:: DATA TO PROCESS ::
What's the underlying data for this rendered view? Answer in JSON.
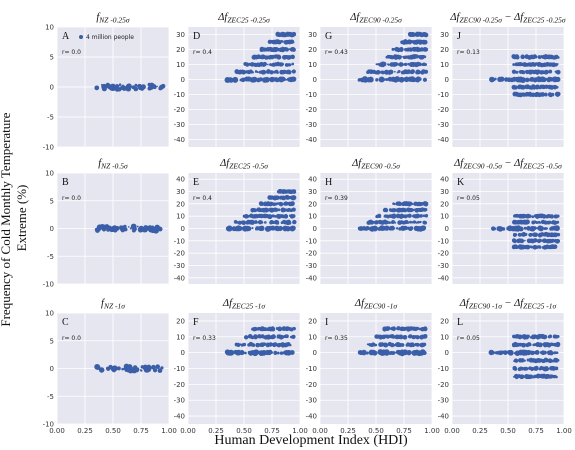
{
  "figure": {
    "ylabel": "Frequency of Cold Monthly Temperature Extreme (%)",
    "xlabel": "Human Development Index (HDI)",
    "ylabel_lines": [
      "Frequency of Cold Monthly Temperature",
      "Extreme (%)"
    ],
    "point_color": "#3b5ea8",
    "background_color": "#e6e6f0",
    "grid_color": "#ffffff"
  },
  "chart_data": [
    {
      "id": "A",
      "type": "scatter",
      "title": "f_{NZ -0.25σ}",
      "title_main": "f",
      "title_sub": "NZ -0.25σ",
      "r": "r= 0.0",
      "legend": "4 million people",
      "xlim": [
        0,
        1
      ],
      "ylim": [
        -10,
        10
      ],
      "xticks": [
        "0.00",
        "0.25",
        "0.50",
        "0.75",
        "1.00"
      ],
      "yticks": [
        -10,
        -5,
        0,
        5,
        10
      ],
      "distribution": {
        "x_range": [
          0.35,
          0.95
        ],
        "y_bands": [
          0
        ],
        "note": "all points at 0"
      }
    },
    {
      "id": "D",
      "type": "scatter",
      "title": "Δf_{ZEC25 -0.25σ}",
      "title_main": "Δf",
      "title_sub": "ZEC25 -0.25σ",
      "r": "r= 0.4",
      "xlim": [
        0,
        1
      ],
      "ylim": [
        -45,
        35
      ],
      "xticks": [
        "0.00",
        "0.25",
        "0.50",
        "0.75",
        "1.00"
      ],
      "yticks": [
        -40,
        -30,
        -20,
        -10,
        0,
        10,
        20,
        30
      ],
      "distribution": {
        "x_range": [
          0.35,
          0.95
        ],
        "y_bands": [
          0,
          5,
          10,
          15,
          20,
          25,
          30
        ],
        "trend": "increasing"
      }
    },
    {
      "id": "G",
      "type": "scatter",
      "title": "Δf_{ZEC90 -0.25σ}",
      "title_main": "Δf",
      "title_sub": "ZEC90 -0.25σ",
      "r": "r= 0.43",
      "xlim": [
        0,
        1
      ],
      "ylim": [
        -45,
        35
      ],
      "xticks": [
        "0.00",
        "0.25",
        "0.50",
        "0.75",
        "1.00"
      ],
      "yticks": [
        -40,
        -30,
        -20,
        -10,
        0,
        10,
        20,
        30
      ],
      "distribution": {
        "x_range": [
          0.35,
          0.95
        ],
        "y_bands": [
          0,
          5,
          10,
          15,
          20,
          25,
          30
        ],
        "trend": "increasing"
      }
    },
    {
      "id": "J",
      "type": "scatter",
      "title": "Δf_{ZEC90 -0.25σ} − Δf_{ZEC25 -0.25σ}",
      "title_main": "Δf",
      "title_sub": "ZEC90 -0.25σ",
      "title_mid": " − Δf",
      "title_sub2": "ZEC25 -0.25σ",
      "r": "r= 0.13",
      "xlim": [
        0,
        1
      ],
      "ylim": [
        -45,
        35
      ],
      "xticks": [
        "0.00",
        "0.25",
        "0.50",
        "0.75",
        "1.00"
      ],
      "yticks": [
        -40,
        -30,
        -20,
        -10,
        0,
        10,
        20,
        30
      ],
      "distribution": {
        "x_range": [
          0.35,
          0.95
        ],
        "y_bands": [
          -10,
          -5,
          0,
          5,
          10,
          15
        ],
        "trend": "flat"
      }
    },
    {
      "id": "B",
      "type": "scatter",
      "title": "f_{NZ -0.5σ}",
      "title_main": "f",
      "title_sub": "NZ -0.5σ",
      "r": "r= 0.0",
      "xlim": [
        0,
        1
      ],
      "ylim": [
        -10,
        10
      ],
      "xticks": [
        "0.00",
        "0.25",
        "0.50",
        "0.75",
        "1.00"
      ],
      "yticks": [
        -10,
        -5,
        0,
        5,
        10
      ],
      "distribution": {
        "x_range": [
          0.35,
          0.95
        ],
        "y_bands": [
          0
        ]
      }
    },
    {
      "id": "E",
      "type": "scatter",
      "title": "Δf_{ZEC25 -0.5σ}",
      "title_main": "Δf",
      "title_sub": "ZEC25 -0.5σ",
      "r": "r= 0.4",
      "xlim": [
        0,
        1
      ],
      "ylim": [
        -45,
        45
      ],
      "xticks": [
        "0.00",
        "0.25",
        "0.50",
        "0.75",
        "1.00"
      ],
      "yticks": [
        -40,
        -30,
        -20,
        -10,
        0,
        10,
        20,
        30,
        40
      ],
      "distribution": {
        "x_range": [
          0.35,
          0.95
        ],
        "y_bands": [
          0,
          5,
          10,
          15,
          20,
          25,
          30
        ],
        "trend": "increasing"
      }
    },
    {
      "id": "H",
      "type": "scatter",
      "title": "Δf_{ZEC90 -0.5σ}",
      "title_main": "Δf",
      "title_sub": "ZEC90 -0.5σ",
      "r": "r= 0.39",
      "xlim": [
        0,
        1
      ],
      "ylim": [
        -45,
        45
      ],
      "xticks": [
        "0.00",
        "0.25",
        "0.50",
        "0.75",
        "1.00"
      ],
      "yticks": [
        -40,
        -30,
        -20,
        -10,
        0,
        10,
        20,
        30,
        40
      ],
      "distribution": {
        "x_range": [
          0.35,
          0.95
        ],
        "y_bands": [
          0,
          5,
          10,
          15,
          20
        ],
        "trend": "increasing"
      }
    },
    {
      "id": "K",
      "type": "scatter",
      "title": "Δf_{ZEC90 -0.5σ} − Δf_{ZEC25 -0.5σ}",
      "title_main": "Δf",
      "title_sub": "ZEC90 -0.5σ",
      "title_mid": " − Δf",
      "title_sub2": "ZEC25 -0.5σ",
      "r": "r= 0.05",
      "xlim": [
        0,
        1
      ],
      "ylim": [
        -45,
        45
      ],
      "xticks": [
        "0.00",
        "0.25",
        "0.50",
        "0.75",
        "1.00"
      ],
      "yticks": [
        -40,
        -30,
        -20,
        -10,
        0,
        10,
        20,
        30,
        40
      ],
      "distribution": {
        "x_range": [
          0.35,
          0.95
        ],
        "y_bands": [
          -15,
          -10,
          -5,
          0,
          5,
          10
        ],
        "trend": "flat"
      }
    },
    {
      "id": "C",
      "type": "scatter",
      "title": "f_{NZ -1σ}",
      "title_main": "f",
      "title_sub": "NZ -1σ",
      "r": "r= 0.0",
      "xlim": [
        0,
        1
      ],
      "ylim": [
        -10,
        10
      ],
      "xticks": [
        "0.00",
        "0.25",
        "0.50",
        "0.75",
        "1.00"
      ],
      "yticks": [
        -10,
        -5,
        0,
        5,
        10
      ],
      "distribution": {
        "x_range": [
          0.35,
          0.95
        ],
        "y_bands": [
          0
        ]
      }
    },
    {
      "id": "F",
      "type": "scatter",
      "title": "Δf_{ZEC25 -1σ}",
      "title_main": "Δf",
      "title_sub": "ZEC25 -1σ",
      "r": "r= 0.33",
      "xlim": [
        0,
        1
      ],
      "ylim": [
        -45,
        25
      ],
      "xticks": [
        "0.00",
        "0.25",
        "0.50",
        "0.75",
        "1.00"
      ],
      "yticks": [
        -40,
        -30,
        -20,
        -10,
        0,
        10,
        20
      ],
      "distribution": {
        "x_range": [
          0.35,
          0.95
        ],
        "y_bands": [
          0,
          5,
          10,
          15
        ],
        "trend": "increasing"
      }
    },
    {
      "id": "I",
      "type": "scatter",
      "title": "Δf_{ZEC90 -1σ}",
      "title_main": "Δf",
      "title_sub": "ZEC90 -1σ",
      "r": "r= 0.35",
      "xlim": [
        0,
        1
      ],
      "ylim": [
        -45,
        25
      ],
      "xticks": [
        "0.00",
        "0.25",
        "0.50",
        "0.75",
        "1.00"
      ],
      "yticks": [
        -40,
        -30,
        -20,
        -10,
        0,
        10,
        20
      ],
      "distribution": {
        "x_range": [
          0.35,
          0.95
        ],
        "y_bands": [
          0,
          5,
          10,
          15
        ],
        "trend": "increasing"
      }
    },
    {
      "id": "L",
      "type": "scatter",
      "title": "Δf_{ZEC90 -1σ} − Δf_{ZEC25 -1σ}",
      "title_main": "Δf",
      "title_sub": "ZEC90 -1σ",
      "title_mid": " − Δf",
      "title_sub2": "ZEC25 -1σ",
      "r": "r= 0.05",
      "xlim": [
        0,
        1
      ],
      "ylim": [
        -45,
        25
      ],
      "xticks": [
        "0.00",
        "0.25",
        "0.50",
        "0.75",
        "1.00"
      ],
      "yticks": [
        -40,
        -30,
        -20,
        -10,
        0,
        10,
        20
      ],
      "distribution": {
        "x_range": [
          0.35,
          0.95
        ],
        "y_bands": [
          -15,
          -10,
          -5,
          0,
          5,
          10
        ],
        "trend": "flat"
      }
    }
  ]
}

:: TASK INSTRUCTIONS ::
Copy out each line in the preceding records that contains "Frequency".

:: TASK RESULT ::
    "ylabel": "Frequency of Cold Monthly Temperature Extreme (%)",
      "Frequency of Cold Monthly Temperature",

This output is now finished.